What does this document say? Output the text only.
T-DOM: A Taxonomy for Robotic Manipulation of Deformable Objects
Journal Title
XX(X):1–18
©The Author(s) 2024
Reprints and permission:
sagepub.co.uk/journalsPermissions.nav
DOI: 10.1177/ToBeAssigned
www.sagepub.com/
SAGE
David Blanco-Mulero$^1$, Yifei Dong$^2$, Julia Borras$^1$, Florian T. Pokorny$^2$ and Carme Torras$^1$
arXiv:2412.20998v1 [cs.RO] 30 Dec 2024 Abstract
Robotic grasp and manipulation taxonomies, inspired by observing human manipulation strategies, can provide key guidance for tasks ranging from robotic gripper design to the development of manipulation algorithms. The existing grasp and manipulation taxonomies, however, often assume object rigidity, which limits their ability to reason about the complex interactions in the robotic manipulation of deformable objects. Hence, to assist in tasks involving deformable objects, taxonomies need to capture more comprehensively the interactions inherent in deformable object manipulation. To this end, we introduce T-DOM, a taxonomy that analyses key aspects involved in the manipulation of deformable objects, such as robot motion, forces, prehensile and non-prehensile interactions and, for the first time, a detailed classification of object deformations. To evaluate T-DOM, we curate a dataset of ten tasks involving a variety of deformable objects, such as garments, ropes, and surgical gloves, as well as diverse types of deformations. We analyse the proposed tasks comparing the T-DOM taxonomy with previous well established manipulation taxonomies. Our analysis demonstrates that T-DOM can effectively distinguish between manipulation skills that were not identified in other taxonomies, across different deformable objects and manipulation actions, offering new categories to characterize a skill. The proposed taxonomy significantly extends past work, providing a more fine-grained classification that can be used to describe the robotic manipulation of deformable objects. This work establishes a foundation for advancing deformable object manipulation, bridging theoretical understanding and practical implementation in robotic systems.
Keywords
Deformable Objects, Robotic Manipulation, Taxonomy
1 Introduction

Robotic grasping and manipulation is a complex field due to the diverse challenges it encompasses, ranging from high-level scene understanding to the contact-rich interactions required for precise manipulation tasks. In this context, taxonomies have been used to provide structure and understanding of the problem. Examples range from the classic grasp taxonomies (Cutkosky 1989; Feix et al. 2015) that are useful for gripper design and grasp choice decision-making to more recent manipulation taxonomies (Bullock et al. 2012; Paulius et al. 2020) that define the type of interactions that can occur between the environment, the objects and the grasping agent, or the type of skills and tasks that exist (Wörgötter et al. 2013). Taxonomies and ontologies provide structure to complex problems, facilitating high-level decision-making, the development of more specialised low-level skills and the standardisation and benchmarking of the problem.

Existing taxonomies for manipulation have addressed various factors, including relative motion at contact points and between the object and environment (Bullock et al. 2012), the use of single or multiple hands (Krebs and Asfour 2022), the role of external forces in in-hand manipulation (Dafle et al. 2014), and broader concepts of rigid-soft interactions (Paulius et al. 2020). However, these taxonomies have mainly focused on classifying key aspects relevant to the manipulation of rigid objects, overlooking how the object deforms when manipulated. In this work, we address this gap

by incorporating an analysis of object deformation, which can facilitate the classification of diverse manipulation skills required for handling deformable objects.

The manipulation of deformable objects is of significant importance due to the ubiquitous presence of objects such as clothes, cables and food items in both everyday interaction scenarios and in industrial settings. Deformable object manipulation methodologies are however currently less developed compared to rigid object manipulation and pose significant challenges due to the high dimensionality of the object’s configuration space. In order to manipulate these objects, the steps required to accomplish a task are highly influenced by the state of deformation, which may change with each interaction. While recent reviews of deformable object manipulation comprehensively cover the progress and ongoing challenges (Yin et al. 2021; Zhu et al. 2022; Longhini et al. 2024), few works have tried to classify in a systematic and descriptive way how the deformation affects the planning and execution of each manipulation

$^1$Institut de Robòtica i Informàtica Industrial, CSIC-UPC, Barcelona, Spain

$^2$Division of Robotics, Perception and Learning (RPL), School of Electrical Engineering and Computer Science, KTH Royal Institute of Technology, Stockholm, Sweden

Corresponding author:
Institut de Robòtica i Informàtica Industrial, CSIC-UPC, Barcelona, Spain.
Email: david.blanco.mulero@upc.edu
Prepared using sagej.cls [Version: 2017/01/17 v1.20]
---*---
■ Stated task
Set down the listing in full, keeping every word exactly as it is.

■ Response
What does this document say? Output the text only.
T-DOM: A Taxonomy for Robotic Manipulation of Deformable Objects
Journal Title
XX(X):1–18
©The Author(s) 2024
Reprints and permission:
sagepub.co.uk/journalsPermissions.nav
DOI: 10.1177/ToBeAssigned
www.sagepub.com/
SAGE
David Blanco-Mulero$^1$, Yifei Dong$^2$, Julia Borras$^1$, Florian T. Pokorny$^2$ and Carme Torras$^1$
arXiv:2412.20998v1 [cs.RO] 30 Dec 2024 Abstract
Robotic grasp and manipulation taxonomies, inspired by observing human manipulation strategies, can provide key guidance for tasks ranging from robotic gripper design to the development of manipulation algorithms. The existing grasp and manipulation taxonomies, however, often assume object rigidity, which limits their ability to reason about the complex interactions in the robotic manipulation of deformable objects. Hence, to assist in tasks involving deformable objects, taxonomies need to capture more comprehensively the interactions inherent in deformable object manipulation. To this end, we introduce T-DOM, a taxonomy that analyses key aspects involved in the manipulation of deformable objects, such as robot motion, forces, prehensile and non-prehensile interactions and, for the first time, a detailed classification of object deformations. To evaluate T-DOM, we curate a dataset of ten tasks involving a variety of deformable objects, such as garments, ropes, and surgical gloves, as well as diverse types of deformations. We analyse the proposed tasks comparing the T-DOM taxonomy with previous well established manipulation taxonomies. Our analysis demonstrates that T-DOM can effectively distinguish between manipulation skills that were not identified in other taxonomies, across different deformable objects and manipulation actions, offering new categories to characterize a skill. The proposed taxonomy significantly extends past work, providing a more fine-grained classification that can be used to describe the robotic manipulation of deformable objects. This work establishes a foundation for advancing deformable object manipulation, bridging theoretical understanding and practical implementation in robotic systems.
Keywords
Deformable Objects, Robotic Manipulation, Taxonomy
1 Introduction

Robotic grasping and manipulation is a complex field due to the diverse challenges it encompasses, ranging from high-level scene understanding to the contact-rich interactions required for precise manipulation tasks. In this context, taxonomies have been used to provide structure and understanding of the problem. Examples range from the classic grasp taxonomies (Cutkosky 1989; Feix et al. 2015) that are useful for gripper design and grasp choice decision-making to more recent manipulation taxonomies (Bullock et al. 2012; Paulius et al. 2020) that define the type of interactions that can occur between the environment, the objects and the grasping agent, or the type of skills and tasks that exist (Wörgötter et al. 2013). Taxonomies and ontologies provide structure to complex problems, facilitating high-level decision-making, the development of more specialised low-level skills and the standardisation and benchmarking of the problem.

Existing taxonomies for manipulation have addressed various factors, including relative motion at contact points and between the object and environment (Bullock et al. 2012), the use of single or multiple hands (Krebs and Asfour 2022), the role of external forces in in-hand manipulation (Dafle et al. 2014), and broader concepts of rigid-soft interactions (Paulius et al. 2020). However, these taxonomies have mainly focused on classifying key aspects relevant to the manipulation of rigid objects, overlooking how the object deforms when manipulated. In this work, we address this gap

by incorporating an analysis of object deformation, which can facilitate the classification of diverse manipulation skills required for handling deformable objects.

The manipulation of deformable objects is of significant importance due to the ubiquitous presence of objects such as clothes, cables and food items in both everyday interaction scenarios and in industrial settings. Deformable object manipulation methodologies are however currently less developed compared to rigid object manipulation and pose significant challenges due to the high dimensionality of the object’s configuration space. In order to manipulate these objects, the steps required to accomplish a task are highly influenced by the state of deformation, which may change with each interaction. While recent reviews of deformable object manipulation comprehensively cover the progress and ongoing challenges (Yin et al. 2021; Zhu et al. 2022; Longhini et al. 2024), few works have tried to classify in a systematic and descriptive way how the deformation affects the planning and execution of each manipulation

$^1$Institut de Robòtica i Informàtica Industrial, CSIC-UPC, Barcelona, Spain

$^2$Division of Robotics, Perception and Learning (RPL), School of Electrical Engineering and Computer Science, KTH Royal Institute of Technology, Stockholm, Sweden

Corresponding author:
Institut de Robòtica i Informàtica Industrial, CSIC-UPC, Barcelona, Spain.
Email: david.blanco.mulero@upc.edu
Prepared using sagej.cls [Version: 2017/01/17 v1.20]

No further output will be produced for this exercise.